Element box annotations:
──────
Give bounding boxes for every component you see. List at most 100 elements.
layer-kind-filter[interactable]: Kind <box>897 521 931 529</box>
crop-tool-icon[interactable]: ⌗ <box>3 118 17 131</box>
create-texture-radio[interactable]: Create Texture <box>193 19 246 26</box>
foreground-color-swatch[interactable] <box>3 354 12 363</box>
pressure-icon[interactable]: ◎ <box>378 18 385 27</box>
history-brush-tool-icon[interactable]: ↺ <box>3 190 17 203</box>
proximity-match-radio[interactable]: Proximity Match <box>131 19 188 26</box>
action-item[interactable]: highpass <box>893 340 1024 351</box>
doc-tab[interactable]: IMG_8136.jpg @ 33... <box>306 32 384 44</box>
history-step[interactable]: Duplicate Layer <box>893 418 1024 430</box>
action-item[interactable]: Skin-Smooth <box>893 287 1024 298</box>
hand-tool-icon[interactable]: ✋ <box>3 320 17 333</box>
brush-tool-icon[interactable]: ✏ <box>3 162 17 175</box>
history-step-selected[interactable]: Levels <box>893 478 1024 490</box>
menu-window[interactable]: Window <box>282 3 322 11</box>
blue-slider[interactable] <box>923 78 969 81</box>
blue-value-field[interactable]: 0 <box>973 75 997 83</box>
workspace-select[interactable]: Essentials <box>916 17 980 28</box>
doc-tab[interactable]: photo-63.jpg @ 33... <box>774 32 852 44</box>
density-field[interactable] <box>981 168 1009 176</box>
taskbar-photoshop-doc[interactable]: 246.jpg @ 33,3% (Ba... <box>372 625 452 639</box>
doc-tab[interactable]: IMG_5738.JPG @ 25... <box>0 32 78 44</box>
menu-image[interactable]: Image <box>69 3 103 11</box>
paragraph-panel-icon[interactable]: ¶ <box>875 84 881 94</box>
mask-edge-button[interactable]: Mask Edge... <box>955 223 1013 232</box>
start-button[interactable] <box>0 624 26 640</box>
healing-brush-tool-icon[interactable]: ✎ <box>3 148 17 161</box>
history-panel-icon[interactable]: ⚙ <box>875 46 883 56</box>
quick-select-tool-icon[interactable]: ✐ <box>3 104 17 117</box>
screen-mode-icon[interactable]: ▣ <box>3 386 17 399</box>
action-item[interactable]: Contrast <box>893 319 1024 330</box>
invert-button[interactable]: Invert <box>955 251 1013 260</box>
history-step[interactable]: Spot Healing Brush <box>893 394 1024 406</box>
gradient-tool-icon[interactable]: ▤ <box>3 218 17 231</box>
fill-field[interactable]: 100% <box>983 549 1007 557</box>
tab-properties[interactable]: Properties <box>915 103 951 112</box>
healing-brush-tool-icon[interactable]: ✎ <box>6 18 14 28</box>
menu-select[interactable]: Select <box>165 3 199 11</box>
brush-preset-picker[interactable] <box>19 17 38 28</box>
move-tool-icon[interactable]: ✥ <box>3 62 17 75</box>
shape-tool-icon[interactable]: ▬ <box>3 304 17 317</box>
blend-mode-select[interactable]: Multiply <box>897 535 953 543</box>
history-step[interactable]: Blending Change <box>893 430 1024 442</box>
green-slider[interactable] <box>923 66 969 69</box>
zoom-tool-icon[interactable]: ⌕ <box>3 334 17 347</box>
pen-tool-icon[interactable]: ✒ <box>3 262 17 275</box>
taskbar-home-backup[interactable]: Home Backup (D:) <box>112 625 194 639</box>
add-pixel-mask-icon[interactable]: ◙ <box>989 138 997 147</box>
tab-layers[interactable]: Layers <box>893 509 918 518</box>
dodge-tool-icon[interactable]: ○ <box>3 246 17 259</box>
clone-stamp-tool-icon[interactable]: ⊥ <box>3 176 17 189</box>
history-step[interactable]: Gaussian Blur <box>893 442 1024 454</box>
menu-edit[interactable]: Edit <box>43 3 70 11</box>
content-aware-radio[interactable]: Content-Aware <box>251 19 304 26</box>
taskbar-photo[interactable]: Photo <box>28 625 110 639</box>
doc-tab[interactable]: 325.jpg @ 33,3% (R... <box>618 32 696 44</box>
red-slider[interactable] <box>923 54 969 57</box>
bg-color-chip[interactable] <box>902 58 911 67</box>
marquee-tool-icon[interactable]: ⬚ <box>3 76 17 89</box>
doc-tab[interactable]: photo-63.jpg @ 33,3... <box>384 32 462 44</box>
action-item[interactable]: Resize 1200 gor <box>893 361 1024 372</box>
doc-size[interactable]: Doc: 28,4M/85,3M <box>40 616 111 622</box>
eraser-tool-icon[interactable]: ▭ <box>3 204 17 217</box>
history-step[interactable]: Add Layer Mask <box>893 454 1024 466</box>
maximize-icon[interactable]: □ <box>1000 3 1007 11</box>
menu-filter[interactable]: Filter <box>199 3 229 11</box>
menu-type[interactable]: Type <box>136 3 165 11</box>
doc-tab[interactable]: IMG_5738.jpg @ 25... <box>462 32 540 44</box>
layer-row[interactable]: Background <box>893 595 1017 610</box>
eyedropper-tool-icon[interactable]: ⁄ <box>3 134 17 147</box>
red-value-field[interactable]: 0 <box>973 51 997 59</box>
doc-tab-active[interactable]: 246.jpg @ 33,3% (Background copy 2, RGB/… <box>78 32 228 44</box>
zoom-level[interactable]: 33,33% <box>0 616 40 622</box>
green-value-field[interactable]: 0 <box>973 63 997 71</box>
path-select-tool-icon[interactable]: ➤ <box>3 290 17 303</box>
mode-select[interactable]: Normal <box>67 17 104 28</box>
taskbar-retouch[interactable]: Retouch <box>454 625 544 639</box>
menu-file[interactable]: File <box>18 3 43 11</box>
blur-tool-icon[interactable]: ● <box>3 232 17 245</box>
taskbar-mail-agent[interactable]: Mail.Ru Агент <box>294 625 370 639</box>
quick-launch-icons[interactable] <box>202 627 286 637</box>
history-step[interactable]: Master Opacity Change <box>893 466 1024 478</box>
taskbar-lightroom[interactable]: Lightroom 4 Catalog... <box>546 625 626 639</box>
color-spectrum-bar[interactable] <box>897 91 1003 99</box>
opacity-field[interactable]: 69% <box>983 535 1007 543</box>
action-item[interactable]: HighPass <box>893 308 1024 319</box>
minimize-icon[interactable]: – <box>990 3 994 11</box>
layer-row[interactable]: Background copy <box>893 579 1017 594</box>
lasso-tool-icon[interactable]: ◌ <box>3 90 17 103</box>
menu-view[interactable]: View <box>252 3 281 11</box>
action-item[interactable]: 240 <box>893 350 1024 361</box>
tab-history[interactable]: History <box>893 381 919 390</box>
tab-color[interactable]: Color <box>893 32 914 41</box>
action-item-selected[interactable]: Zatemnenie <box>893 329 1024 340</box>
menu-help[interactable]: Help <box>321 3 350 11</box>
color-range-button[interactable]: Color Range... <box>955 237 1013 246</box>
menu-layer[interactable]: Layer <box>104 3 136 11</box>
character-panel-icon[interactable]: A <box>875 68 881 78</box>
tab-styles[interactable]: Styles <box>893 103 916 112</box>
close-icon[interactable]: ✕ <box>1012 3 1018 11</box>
──────
#### Task instructions:
Copy the records above word for word.

#### Completed task:
Give bounding boxes for every component you see. List at most 100 elements.
layer-kind-filter[interactable]: Kind <box>897 521 931 529</box>
crop-tool-icon[interactable]: ⌗ <box>3 118 17 131</box>
create-texture-radio[interactable]: Create Texture <box>193 19 246 26</box>
foreground-color-swatch[interactable] <box>3 354 12 363</box>
pressure-icon[interactable]: ◎ <box>378 18 385 27</box>
history-brush-tool-icon[interactable]: ↺ <box>3 190 17 203</box>
proximity-match-radio[interactable]: Proximity Match <box>131 19 188 26</box>
action-item[interactable]: highpass <box>893 340 1024 351</box>
doc-tab[interactable]: IMG_8136.jpg @ 33... <box>306 32 384 44</box>
history-step[interactable]: Duplicate Layer <box>893 418 1024 430</box>
action-item[interactable]: Skin-Smooth <box>893 287 1024 298</box>
hand-tool-icon[interactable]: ✋ <box>3 320 17 333</box>
brush-tool-icon[interactable]: ✏ <box>3 162 17 175</box>
history-step-selected[interactable]: Levels <box>893 478 1024 490</box>
menu-window[interactable]: Window <box>282 3 322 11</box>
blue-slider[interactable] <box>923 78 969 81</box>
blue-value-field[interactable]: 0 <box>973 75 997 83</box>
workspace-select[interactable]: Essentials <box>916 17 980 28</box>
doc-tab[interactable]: photo-63.jpg @ 33... <box>774 32 852 44</box>
density-field[interactable] <box>981 168 1009 176</box>
taskbar-photoshop-doc[interactable]: 246.jpg @ 33,3% (Ba... <box>372 625 452 639</box>
doc-tab[interactable]: IMG_5738.JPG @ 25... <box>0 32 78 44</box>
menu-image[interactable]: Image <box>69 3 103 11</box>
paragraph-panel-icon[interactable]: ¶ <box>875 84 881 94</box>
mask-edge-button[interactable]: Mask Edge... <box>955 223 1013 232</box>
start-button[interactable] <box>0 624 26 640</box>
healing-brush-tool-icon[interactable]: ✎ <box>3 148 17 161</box>
history-panel-icon[interactable]: ⚙ <box>875 46 883 56</box>
quick-select-tool-icon[interactable]: ✐ <box>3 104 17 117</box>
screen-mode-icon[interactable]: ▣ <box>3 386 17 399</box>
action-item[interactable]: Contrast <box>893 319 1024 330</box>
invert-button[interactable]: Invert <box>955 251 1013 260</box>
history-step[interactable]: Spot Healing Brush <box>893 394 1024 406</box>
gradient-tool-icon[interactable]: ▤ <box>3 218 17 231</box>
fill-field[interactable]: 100% <box>983 549 1007 557</box>
tab-properties[interactable]: Properties <box>915 103 951 112</box>
healing-brush-tool-icon[interactable]: ✎ <box>6 18 14 28</box>
menu-select[interactable]: Select <box>165 3 199 11</box>
brush-preset-picker[interactable] <box>19 17 38 28</box>
move-tool-icon[interactable]: ✥ <box>3 62 17 75</box>
shape-tool-icon[interactable]: ▬ <box>3 304 17 317</box>
blend-mode-select[interactable]: Multiply <box>897 535 953 543</box>
history-step[interactable]: Blending Change <box>893 430 1024 442</box>
green-slider[interactable] <box>923 66 969 69</box>
zoom-tool-icon[interactable]: ⌕ <box>3 334 17 347</box>
pen-tool-icon[interactable]: ✒ <box>3 262 17 275</box>
taskbar-home-backup[interactable]: Home Backup (D:) <box>112 625 194 639</box>
add-pixel-mask-icon[interactable]: ◙ <box>989 138 997 147</box>
tab-layers[interactable]: Layers <box>893 509 918 518</box>
dodge-tool-icon[interactable]: ○ <box>3 246 17 259</box>
clone-stamp-tool-icon[interactable]: ⊥ <box>3 176 17 189</box>
history-step[interactable]: Gaussian Blur <box>893 442 1024 454</box>
menu-edit[interactable]: Edit <box>43 3 70 11</box>
content-aware-radio[interactable]: Content-Aware <box>251 19 304 26</box>
taskbar-photo[interactable]: Photo <box>28 625 110 639</box>
doc-tab[interactable]: 325.jpg @ 33,3% (R... <box>618 32 696 44</box>
red-slider[interactable] <box>923 54 969 57</box>
bg-color-chip[interactable] <box>902 58 911 67</box>
marquee-tool-icon[interactable]: ⬚ <box>3 76 17 89</box>
doc-tab[interactable]: photo-63.jpg @ 33,3... <box>384 32 462 44</box>
action-item[interactable]: Resize 1200 gor <box>893 361 1024 372</box>
doc-size[interactable]: Doc: 28,4M/85,3M <box>40 616 111 622</box>
eraser-tool-icon[interactable]: ▭ <box>3 204 17 217</box>
history-step[interactable]: Add Layer Mask <box>893 454 1024 466</box>
maximize-icon[interactable]: □ <box>1000 3 1007 11</box>
menu-filter[interactable]: Filter <box>199 3 229 11</box>
menu-type[interactable]: Type <box>136 3 165 11</box>
doc-tab[interactable]: IMG_5738.jpg @ 25... <box>462 32 540 44</box>
layer-row[interactable]: Background <box>893 595 1017 610</box>
eyedropper-tool-icon[interactable]: ⁄ <box>3 134 17 147</box>
red-value-field[interactable]: 0 <box>973 51 997 59</box>
doc-tab-active[interactable]: 246.jpg @ 33,3% (Background copy 2, RGB/… <box>78 32 228 44</box>
zoom-level[interactable]: 33,33% <box>0 616 40 622</box>
green-value-field[interactable]: 0 <box>973 63 997 71</box>
path-select-tool-icon[interactable]: ➤ <box>3 290 17 303</box>
mode-select[interactable]: Normal <box>67 17 104 28</box>
taskbar-retouch[interactable]: Retouch <box>454 625 544 639</box>
menu-file[interactable]: File <box>18 3 43 11</box>
blur-tool-icon[interactable]: ● <box>3 232 17 245</box>
taskbar-mail-agent[interactable]: Mail.Ru Агент <box>294 625 370 639</box>
quick-launch-icons[interactable] <box>202 627 286 637</box>
history-step[interactable]: Master Opacity Change <box>893 466 1024 478</box>
taskbar-lightroom[interactable]: Lightroom 4 Catalog... <box>546 625 626 639</box>
color-spectrum-bar[interactable] <box>897 91 1003 99</box>
opacity-field[interactable]: 69% <box>983 535 1007 543</box>
action-item[interactable]: HighPass <box>893 308 1024 319</box>
minimize-icon[interactable]: – <box>990 3 994 11</box>
layer-row[interactable]: Background copy <box>893 579 1017 594</box>
lasso-tool-icon[interactable]: ◌ <box>3 90 17 103</box>
menu-view[interactable]: View <box>252 3 281 11</box>
action-item[interactable]: 240 <box>893 350 1024 361</box>
tab-history[interactable]: History <box>893 381 919 390</box>
tab-color[interactable]: Color <box>893 32 914 41</box>
action-item-selected[interactable]: Zatemnenie <box>893 329 1024 340</box>
menu-help[interactable]: Help <box>321 3 350 11</box>
color-range-button[interactable]: Color Range... <box>955 237 1013 246</box>
menu-layer[interactable]: Layer <box>104 3 136 11</box>
character-panel-icon[interactable]: A <box>875 68 881 78</box>
tab-styles[interactable]: Styles <box>893 103 916 112</box>
close-icon[interactable]: ✕ <box>1012 3 1018 11</box>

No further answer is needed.